Task objective —
Lines that include the word "tres" are the ones to copy.

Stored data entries
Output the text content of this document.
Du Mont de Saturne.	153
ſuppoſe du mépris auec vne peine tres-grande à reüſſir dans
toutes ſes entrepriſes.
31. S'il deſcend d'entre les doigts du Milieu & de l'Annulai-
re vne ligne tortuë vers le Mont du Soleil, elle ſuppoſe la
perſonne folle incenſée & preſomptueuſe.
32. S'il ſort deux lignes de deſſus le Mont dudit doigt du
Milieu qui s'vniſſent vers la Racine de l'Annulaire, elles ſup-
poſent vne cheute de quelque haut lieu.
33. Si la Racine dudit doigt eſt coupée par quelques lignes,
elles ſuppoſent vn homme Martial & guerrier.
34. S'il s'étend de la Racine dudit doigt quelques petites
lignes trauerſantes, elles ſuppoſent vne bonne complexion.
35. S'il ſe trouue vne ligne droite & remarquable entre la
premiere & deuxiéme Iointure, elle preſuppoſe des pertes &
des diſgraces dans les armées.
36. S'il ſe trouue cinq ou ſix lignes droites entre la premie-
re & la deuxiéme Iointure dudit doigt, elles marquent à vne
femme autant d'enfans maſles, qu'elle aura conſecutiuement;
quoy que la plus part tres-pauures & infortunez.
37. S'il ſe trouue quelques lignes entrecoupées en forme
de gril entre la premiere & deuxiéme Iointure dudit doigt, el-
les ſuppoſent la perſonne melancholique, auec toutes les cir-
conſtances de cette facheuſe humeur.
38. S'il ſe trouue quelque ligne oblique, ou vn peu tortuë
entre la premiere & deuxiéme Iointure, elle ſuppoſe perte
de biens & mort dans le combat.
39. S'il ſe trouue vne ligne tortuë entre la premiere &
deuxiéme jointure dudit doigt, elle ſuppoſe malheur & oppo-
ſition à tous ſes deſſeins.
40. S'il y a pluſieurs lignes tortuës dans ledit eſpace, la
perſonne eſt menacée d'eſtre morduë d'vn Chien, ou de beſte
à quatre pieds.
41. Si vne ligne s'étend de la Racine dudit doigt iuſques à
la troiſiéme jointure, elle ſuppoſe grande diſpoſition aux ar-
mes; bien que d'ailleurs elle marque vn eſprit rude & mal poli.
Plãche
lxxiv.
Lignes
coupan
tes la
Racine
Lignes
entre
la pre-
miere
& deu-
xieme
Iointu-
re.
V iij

Answer to this problem —
ſuppoſe du mépris auec vne peine tres-grande à reüſſir dans
quoy que la plus part tres-pauures & infortunez.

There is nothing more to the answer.